WHAT THE TASK ASKS = Extract from the listing each line in which the word "México" appears.

════════

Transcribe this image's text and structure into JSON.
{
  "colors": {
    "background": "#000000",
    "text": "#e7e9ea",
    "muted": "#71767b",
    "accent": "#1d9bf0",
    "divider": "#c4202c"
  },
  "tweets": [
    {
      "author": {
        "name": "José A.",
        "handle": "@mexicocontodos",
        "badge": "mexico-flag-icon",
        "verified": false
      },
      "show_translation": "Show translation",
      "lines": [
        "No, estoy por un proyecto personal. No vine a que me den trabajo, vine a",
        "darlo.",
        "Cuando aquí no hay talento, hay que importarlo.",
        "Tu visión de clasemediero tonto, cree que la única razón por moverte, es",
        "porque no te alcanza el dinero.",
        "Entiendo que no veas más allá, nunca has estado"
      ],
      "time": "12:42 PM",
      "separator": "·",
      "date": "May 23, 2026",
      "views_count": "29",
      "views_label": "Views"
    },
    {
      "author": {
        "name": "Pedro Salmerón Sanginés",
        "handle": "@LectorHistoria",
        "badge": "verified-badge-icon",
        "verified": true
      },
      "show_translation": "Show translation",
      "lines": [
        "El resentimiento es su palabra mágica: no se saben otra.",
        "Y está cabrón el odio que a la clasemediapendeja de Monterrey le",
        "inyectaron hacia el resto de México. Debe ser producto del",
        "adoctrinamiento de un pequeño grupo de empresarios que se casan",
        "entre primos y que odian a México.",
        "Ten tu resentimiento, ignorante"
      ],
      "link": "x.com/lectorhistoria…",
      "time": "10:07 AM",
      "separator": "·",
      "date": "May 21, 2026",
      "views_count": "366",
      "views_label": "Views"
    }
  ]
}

════════

OUTPUT OF THE TASK =
        "inyectaron hacia el resto de México. Debe ser producto del",
        "entre primos y que odian a México.",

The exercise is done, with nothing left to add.